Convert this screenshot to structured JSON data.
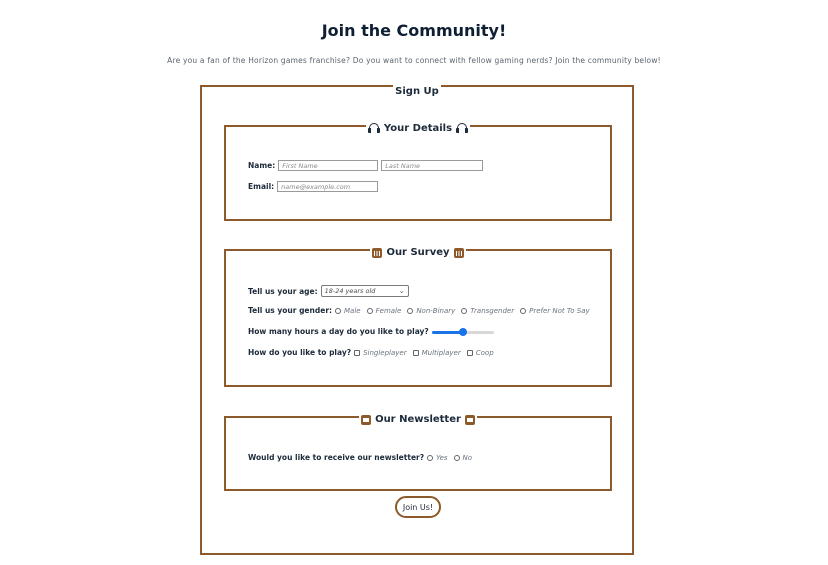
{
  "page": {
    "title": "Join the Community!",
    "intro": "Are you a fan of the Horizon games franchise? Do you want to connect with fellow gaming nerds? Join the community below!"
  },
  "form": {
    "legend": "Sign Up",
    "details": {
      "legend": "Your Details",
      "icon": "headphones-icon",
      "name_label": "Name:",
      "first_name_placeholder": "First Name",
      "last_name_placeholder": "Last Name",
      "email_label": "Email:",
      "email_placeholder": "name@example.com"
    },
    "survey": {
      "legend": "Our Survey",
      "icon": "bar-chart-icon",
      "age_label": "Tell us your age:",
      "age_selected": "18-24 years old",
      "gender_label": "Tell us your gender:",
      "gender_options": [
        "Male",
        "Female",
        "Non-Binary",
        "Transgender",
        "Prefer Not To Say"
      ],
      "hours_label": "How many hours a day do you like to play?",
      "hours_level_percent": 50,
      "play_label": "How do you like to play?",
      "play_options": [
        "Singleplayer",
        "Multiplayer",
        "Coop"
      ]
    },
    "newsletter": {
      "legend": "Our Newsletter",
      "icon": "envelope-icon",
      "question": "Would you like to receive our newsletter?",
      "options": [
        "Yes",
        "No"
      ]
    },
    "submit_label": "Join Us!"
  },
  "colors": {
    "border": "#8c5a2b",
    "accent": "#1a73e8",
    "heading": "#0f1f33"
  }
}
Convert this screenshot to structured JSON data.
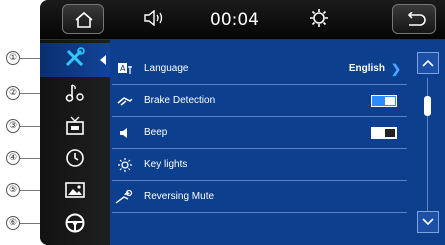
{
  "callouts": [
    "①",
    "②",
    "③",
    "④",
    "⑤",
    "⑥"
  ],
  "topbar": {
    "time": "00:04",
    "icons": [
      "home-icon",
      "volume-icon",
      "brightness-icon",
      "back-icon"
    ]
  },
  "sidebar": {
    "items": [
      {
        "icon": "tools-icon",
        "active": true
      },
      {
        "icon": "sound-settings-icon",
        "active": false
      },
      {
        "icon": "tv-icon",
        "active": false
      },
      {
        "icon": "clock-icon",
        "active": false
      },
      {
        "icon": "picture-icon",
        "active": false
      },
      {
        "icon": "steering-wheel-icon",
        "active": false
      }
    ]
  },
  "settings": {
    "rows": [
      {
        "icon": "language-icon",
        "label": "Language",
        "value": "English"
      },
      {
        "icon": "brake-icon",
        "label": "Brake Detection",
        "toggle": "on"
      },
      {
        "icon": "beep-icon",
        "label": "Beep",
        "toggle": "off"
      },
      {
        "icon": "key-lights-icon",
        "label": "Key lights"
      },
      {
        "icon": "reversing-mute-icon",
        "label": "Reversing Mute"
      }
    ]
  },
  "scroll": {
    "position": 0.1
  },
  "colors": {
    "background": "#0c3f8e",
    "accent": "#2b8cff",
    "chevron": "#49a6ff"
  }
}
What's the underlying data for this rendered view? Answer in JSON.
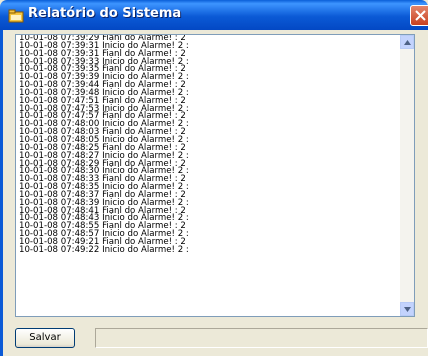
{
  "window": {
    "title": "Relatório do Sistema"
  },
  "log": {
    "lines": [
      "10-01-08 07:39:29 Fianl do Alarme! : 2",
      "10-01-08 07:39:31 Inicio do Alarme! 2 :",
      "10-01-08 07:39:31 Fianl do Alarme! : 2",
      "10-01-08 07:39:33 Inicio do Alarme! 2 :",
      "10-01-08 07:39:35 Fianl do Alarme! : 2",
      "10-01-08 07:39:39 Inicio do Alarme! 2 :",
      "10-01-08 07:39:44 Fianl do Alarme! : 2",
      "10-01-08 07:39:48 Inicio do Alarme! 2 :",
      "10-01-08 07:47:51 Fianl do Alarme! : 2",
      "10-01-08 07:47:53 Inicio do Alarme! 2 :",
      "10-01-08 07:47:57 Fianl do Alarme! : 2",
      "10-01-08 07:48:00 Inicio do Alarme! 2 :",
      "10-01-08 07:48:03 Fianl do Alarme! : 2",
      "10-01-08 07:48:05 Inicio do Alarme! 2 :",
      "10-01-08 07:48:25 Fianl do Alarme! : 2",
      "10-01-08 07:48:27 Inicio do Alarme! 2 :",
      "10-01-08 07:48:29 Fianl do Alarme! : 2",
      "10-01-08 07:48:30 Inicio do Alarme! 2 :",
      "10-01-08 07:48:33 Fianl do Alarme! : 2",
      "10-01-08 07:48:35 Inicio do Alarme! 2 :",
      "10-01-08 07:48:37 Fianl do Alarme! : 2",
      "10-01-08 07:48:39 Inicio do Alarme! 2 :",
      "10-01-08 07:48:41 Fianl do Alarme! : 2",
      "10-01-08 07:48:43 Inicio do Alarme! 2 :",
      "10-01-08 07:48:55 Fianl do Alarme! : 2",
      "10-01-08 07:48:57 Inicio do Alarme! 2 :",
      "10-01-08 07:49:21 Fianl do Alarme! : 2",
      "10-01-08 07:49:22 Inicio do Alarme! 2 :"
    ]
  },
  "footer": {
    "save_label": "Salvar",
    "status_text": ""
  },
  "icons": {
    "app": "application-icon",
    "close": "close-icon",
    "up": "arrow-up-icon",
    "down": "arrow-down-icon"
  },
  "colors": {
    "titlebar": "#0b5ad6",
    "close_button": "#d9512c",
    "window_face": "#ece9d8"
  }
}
■ ■ ■
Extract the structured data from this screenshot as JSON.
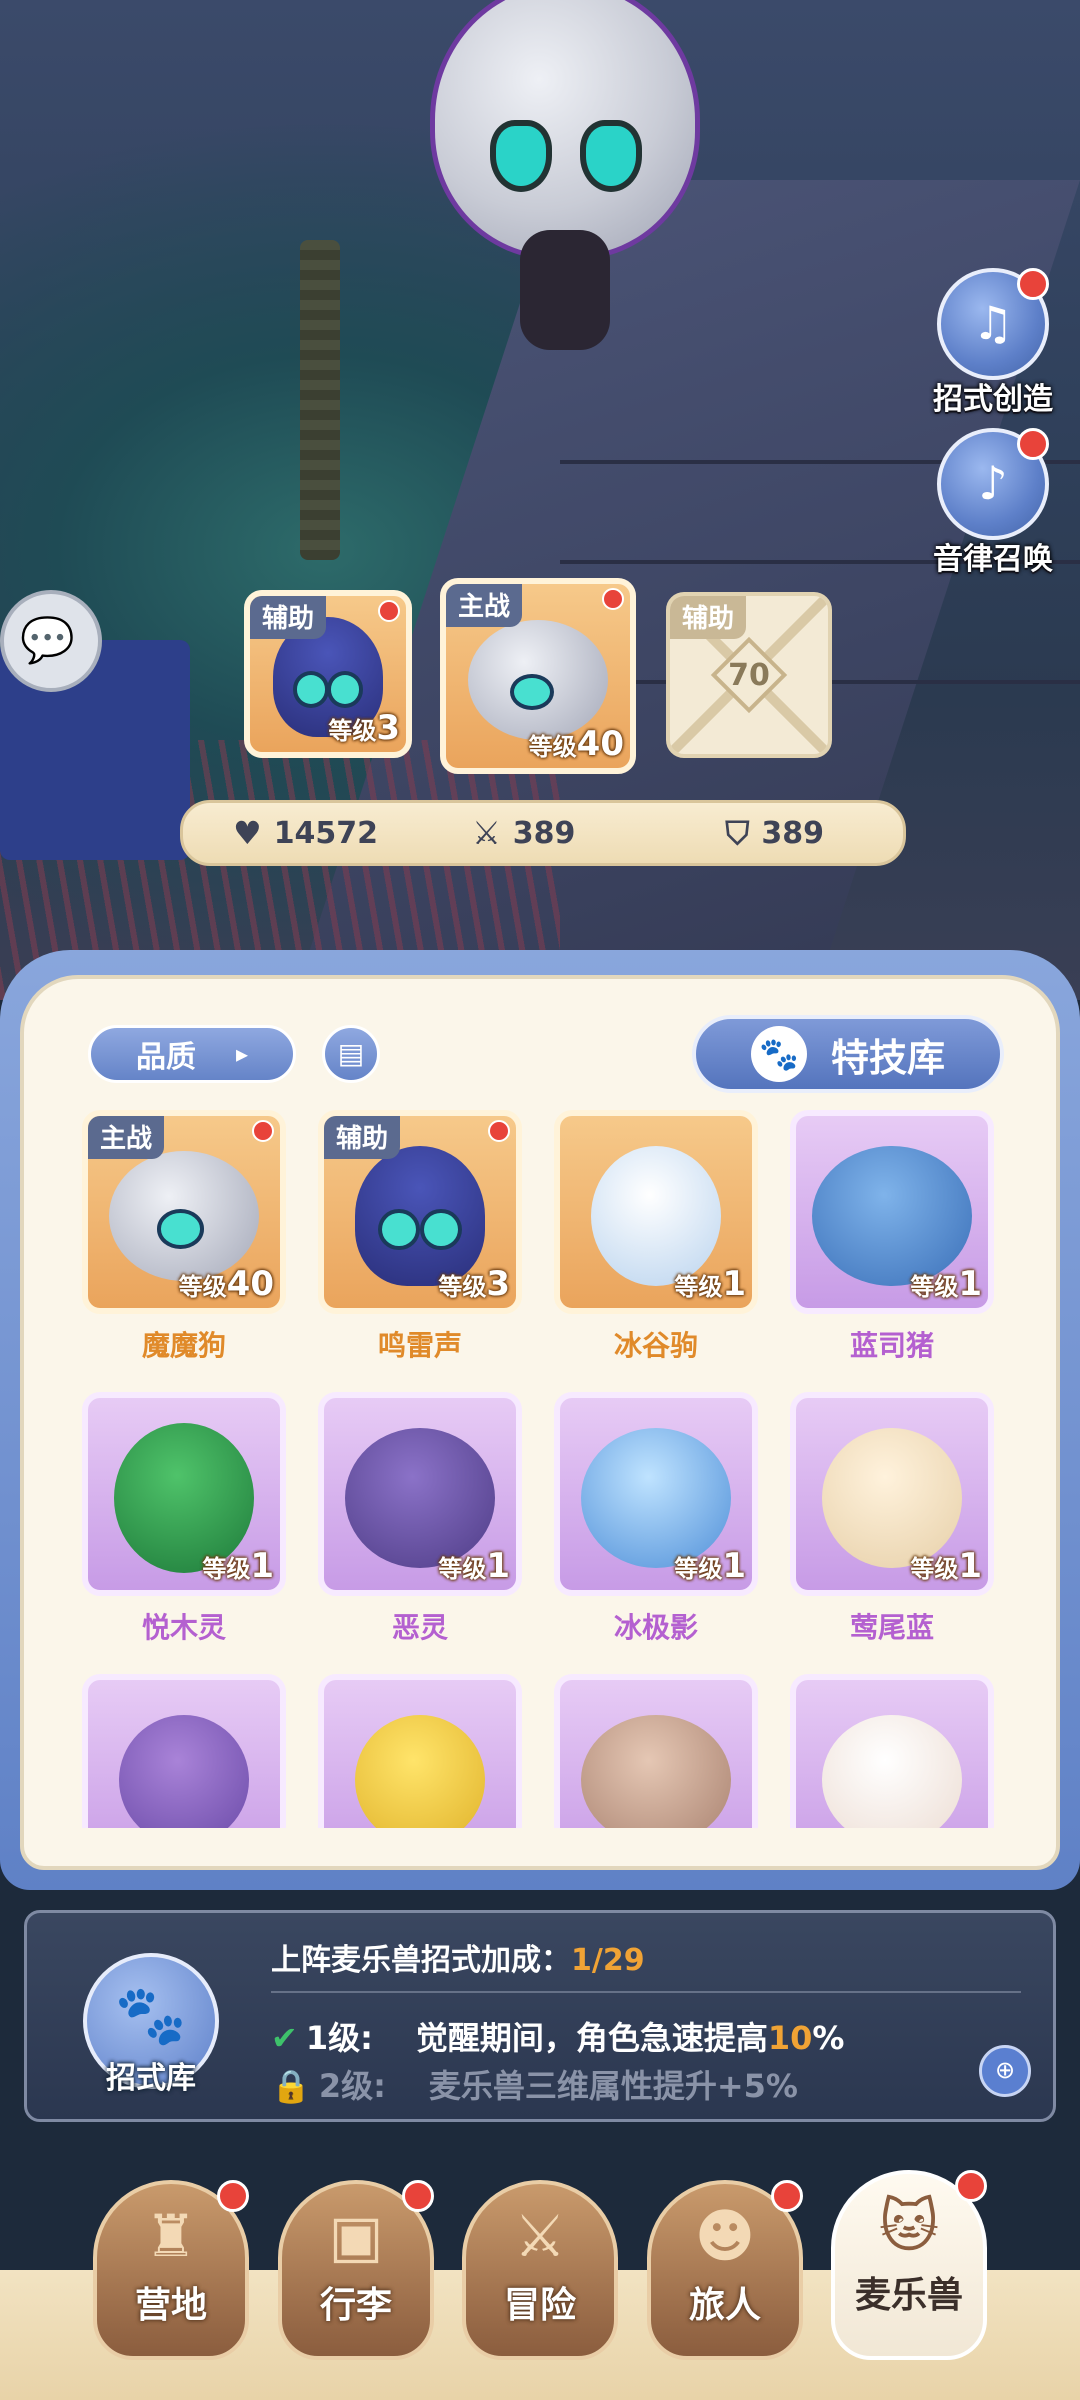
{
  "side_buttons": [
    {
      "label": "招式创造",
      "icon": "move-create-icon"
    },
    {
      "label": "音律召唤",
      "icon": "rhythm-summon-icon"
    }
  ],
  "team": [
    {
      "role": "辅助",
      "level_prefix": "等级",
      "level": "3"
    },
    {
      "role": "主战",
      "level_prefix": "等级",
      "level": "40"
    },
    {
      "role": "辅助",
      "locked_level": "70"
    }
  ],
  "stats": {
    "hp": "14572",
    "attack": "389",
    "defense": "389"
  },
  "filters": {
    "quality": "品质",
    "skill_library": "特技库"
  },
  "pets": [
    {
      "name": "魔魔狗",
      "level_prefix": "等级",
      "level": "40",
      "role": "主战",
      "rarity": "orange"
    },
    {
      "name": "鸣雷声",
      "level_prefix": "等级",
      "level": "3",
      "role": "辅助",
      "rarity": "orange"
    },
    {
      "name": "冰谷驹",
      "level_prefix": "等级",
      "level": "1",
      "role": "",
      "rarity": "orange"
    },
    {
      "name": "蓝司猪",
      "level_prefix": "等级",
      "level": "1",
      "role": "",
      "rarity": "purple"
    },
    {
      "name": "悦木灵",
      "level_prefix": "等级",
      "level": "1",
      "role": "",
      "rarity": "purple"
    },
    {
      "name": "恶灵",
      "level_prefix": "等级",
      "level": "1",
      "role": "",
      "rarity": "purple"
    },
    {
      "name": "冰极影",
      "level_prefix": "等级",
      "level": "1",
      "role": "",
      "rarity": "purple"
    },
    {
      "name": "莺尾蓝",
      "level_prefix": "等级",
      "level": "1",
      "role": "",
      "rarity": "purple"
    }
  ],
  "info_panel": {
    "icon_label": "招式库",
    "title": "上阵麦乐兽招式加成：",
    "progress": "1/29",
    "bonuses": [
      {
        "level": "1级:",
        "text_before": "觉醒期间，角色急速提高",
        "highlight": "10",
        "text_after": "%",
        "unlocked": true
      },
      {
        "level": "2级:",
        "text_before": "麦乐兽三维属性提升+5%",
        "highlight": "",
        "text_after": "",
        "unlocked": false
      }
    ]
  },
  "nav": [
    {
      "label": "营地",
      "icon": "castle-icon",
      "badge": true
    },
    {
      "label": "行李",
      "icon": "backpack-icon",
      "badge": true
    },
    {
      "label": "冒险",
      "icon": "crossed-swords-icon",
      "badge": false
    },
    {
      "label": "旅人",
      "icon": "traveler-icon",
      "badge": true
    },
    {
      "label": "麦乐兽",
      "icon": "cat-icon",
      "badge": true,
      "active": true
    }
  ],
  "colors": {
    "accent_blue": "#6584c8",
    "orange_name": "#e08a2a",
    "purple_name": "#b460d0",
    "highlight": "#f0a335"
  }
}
■ ■ ■
### Task
Look through the records and gather each line with the word "highlight".

### Problem solution
        "highlight": "10",
        "highlight": "",
    "highlight": "#f0a335"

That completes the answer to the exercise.